Text excerpt
···
Now it's true Hollywood's always been about the young and the beautiful. That's been the driving aesthetic since the birth of the movie business in the early part of the 20th century. Soon after the Lumiere brothers invented cinema, the newly burgeoning US studio system invented stardom; people to look up to, dress like, talk like, look like and obsess over in the gossip press that orbits the industry.

Plus, there are as many beautiful boys are there are girls – because despite the fact most films to come out of the US studio system are made for teenage boys, as many women as men see films.

But a trend both amusing and disturbing has emerged over the last 15 or so years when the latest in an endless string of beautiful young women gets her 15 minutes of fame. Two institutions impact on how we (audiences, actors, directors and writers) want our leading ladies to be.

The first is the traditional Hollywood heroine – the useless dame being pursued by the monster who'd trip over and lay there screaming until the hero ran back to scoop her up. That sort of image is outdated, insulting, and embarrassing, and no modern studio would put it in a movie for fear of open revolt, or worse – half their market (women) not buying tickets to it.

The other is the positive influence feminism has had on the lives on Generation X as they've grown up. Hardly anyone under 30 would remember or even believe in the existence of a time when it wasn't generally accepted women could do anything, and rightly so.

The net result is an endless string of women in starring roles (usually of the midyear action/comedy blockbuster variety) who not only extol the virtues of the atypical gal who can look after herself but claim to be the embodiment of them.
···
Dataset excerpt

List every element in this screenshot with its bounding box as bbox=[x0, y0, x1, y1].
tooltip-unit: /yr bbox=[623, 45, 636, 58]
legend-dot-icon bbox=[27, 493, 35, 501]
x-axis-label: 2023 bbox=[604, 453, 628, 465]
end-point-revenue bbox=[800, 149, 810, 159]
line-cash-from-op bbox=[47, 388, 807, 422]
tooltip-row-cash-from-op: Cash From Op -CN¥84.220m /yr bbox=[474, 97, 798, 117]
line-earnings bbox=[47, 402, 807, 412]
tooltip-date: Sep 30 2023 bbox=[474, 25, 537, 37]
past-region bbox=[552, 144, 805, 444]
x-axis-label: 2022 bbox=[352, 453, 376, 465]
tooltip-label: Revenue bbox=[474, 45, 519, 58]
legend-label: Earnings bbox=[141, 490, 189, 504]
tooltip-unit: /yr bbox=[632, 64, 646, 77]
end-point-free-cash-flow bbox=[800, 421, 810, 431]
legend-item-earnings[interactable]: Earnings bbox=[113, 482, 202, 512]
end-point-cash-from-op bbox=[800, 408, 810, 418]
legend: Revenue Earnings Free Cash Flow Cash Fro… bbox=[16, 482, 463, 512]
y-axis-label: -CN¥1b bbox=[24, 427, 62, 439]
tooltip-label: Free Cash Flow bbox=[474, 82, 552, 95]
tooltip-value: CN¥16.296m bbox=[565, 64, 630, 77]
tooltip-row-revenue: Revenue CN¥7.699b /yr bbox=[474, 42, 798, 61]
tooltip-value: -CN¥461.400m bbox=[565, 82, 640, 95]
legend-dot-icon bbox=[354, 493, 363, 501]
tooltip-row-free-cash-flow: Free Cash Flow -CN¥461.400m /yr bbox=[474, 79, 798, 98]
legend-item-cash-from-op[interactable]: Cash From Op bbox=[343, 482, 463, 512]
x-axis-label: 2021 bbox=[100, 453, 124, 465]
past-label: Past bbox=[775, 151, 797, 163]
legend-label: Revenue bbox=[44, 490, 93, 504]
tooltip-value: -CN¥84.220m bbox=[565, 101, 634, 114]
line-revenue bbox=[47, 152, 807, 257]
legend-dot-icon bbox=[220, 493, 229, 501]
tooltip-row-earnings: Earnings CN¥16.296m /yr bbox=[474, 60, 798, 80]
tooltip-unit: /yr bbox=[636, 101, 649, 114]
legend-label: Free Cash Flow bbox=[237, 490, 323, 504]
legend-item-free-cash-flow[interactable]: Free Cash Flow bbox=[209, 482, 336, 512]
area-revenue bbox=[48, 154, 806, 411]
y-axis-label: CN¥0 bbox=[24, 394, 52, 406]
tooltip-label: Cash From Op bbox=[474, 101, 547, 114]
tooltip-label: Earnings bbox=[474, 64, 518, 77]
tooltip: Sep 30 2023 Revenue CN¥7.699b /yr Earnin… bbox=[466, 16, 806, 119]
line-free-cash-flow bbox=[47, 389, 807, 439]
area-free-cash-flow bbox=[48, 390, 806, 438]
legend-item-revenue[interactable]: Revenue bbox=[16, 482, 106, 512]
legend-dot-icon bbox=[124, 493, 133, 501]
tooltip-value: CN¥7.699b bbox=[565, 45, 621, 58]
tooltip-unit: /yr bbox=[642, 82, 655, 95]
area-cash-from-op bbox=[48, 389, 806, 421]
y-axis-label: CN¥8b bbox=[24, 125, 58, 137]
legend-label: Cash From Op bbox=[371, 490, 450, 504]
···
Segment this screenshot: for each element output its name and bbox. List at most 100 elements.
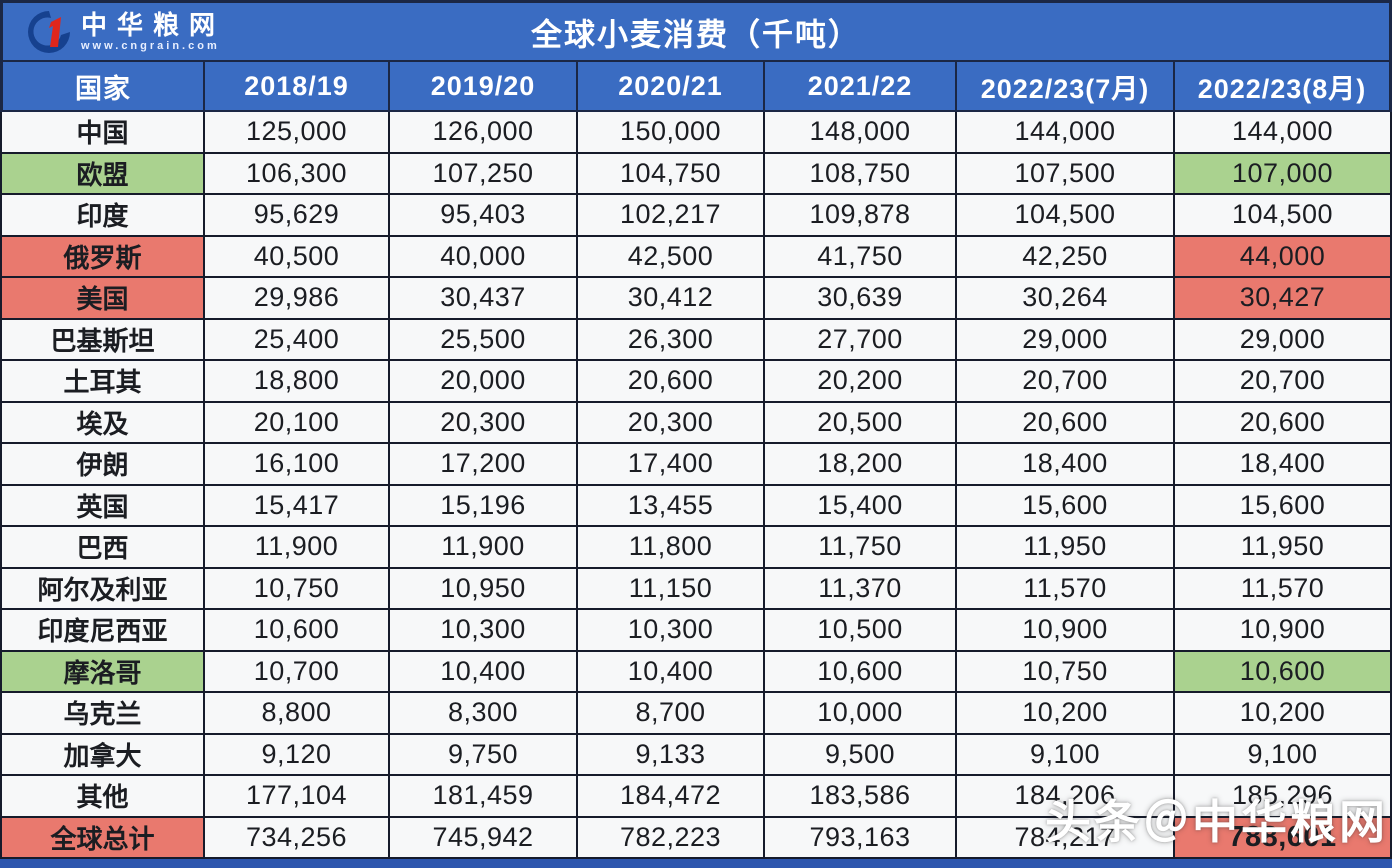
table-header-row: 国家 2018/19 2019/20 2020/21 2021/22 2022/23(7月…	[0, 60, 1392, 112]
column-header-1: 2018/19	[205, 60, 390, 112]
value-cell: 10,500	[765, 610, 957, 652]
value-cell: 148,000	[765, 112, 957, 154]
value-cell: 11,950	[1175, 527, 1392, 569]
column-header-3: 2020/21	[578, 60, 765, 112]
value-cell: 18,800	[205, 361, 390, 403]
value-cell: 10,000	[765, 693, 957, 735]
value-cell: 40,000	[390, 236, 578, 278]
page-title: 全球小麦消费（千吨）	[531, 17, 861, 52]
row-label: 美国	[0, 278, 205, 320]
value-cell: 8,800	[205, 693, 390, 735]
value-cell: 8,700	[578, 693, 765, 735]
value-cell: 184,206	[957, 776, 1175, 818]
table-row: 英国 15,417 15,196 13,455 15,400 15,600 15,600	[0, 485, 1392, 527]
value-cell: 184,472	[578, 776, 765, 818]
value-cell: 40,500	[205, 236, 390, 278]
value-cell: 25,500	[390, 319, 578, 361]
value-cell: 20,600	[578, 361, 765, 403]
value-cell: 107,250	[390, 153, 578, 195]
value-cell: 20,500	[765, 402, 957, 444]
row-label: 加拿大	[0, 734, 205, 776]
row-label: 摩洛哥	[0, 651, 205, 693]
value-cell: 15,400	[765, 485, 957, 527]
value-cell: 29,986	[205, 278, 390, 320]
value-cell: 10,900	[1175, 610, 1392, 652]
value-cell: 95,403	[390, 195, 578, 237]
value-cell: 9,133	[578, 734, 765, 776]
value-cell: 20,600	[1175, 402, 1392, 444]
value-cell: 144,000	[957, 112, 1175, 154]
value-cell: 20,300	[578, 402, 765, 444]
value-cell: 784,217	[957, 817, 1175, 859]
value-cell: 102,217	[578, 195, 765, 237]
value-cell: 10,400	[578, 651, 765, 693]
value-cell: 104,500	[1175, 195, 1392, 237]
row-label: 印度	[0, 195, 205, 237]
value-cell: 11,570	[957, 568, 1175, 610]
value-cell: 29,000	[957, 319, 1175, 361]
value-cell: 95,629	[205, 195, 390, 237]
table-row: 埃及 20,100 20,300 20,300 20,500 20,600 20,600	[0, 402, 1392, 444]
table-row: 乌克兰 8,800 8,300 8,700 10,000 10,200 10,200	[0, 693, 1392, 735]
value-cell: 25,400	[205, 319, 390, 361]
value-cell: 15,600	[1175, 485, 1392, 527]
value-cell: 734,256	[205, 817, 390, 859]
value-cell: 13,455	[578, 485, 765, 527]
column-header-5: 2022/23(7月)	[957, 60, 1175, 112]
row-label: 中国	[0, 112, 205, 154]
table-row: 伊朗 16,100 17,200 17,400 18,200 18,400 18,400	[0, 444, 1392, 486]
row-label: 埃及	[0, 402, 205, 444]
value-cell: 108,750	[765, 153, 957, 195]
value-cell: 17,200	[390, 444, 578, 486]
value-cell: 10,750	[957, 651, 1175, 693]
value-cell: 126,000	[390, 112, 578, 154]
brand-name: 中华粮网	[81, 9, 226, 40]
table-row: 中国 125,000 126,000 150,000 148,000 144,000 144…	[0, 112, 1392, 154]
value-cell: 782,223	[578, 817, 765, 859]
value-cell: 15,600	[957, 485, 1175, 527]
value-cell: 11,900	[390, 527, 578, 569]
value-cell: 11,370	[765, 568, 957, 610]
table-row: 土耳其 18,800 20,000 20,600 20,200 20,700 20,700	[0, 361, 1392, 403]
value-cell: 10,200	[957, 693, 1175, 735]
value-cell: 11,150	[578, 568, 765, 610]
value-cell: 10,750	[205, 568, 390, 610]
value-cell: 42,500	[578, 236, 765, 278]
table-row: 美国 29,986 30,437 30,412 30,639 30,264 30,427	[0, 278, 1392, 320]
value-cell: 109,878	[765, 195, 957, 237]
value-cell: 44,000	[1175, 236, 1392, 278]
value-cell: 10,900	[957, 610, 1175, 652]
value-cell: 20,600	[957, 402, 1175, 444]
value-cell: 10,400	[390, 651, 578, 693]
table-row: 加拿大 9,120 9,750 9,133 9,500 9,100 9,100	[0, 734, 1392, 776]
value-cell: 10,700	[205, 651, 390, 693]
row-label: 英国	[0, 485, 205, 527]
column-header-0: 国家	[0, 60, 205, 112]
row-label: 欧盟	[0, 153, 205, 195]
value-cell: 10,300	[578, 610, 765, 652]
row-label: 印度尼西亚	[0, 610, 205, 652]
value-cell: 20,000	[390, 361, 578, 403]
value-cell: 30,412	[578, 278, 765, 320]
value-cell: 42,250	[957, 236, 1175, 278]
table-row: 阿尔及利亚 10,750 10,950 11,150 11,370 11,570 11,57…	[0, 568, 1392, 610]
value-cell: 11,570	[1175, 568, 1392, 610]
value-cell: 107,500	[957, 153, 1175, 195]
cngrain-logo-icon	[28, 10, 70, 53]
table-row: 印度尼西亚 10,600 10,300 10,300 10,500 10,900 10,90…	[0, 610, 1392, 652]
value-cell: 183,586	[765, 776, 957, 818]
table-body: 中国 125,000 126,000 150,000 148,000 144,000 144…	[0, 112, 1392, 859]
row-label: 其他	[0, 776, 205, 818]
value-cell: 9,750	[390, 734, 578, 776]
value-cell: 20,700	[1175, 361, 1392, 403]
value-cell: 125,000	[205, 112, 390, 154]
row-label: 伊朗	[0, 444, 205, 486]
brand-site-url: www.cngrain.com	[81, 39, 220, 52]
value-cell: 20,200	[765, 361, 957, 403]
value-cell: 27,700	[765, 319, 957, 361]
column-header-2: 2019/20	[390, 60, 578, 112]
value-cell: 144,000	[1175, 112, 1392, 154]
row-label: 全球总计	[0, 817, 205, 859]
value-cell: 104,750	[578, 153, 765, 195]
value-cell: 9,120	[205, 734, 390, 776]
···
Stated problem A
List the groups that the Hollywood text names in parentheses as the "we" who want leading ladies to be a certain way.
Stated problem B
Summarize the Hollywood text in two sentences.
Stated problem C
Continue the text about Hollywood's leading ladies from the point where it stops.

Task output A
Audiences, actors, directors, and writers.

Task output B
Hollywood has always prized youth and beauty, and its studio system invented stardom soon after cinema was born. Over the last 15 or so years, the rejection of the old helpless-heroine image and feminism's influence on Generation X have produced an endless string of leading women who not only praise the self-reliant woman but claim to embody her.

Task output C
It started more or less with James Cameron's Aliens (1986). As well as being one of the seminal action adventure films of the 80s, it was original in that the protagonist and hero was a woman. Ripley wasn't shy about duct taping a marine rocket launcher and automatic rifle together to turn on the titular xenomorphs.

It's revealing that most of the action she took was with the aid of either heavy weapons or her brains. She never fought hand to hand with a male member of the crew and she never had to rely solely on brawn. In fact, the only time she did – in Ripley Scott's original Alien (1979), was with Ash (Ian Holm) in the infamous magazine in the mouth stoush that she was indeed losing, and from which Dallas (Tom Skerritt) had to rescue her.

From Ripley's simple beginnings, a floodgate of female heroes burst forth, and their skills and strength got more ridiculous as time went on, to the point where a movie would have us believe three women in their early twenties could not only take on a factory full of goons with weapons ranging from chains to crowbars, but win (Charlie's Angels: Full Throttle).

The net result is that for years now, it's been de rigueur for the latest starlet in a leading role to talk about how her character empowers women to look out for themselves, how they're not afraid to 'kick ass' (surely the most overused phrase in film media commentary) and how being a woman means being beautiful and feminine but strong.

Pamela Anderson said it about her role in Barb Wire. Carrie Anne Moss said it of The Matrix. Rebecca Romijn of X-Men. Kate Beckinsale of Underworld. Jessica Biel of The Texas Chainsaw Massacre . Jessica Alba of both Sin City and Fantastic Four . Rosario Dawson said it about Sin City too. Jessica Simpson says it about her role in The Dukes of Hazzard. And Scarlet Johansson said it about her role in Iron Man 2.

Test it for yourself. Read any interview with the latest Hollywood bombshell making a splash and you'll find some comment about how the role empowers women (that, and the fact that so many of them are called 'Jessica' lately). The movie itself will also invariably feature a scene of the heroine putting some redneck or sleazebag in his place for some puerile joke about her looks or dress sense.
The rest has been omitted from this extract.